Instructions for the task
Copy out all of the material, matching it word for word.

Exercise material
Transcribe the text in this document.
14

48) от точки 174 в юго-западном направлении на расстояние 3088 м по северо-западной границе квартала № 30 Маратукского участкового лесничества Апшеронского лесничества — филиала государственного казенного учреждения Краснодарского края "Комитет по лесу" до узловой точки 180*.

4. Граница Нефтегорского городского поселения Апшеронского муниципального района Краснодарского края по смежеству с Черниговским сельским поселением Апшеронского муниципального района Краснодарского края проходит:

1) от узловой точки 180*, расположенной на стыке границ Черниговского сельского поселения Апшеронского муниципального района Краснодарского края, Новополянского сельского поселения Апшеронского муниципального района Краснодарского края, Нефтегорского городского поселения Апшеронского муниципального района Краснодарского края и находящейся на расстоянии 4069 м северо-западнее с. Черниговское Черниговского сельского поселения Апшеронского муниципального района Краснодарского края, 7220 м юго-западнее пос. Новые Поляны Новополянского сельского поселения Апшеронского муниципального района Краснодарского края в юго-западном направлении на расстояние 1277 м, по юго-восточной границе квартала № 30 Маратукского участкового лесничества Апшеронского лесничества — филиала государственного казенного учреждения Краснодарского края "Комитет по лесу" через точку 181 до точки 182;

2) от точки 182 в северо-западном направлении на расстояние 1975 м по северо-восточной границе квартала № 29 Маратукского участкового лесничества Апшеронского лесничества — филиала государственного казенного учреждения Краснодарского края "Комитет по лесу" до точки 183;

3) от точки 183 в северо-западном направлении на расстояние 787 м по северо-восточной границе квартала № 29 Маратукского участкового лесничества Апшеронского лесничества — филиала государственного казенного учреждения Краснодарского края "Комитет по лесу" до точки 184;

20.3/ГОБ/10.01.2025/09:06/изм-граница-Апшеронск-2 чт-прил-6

Complete response
Transcribe the text in this document.
14

48) от точки 174 в юго-западном направлении на расстояние 3088 м по северо-западной границе квартала № 30 Маратукского участкового лесничества Апшеронского лесничества — филиала государственного казенного учреждения Краснодарского края "Комитет по лесу" до узловой точки 180*.

4. Граница Нефтегорского городского поселения Апшеронского муниципального района Краснодарского края по смежеству с Черниговским сельским поселением Апшеронского муниципального района Краснодарского края проходит:

1) от узловой точки 180*, расположенной на стыке границ Черниговского сельского поселения Апшеронского муниципального района Краснодарского края, Новополянского сельского поселения Апшеронского муниципального района Краснодарского края, Нефтегорского городского поселения Апшеронского муниципального района Краснодарского края и находящейся на расстоянии 4069 м северо-западнее с. Черниговское Черниговского сельского поселения Апшеронского муниципального района Краснодарского края, 7220 м юго-западнее пос. Новые Поляны Новополянского сельского поселения Апшеронского муниципального района Краснодарского края в юго-западном направлении на расстояние 1277 м, по юго-восточной границе квартала № 30 Маратукского участкового лесничества Апшеронского лесничества — филиала государственного казенного учреждения Краснодарского края "Комитет по лесу" через точку 181 до точки 182;

2) от точки 182 в северо-западном направлении на расстояние 1975 м по северо-восточной границе квартала № 29 Маратукского участкового лесничества Апшеронского лесничества — филиала государственного казенного учреждения Краснодарского края "Комитет по лесу" до точки 183;

3) от точки 183 в северо-западном направлении на расстояние 787 м по северо-восточной границе квартала № 29 Маратукского участкового лесничества Апшеронского лесничества — филиала государственного казенного учреждения Краснодарского края "Комитет по лесу" до точки 184;

20.3/ГОБ/10.01.2025/09:06/изм-граница-Апшеронск-2 чт-прил-6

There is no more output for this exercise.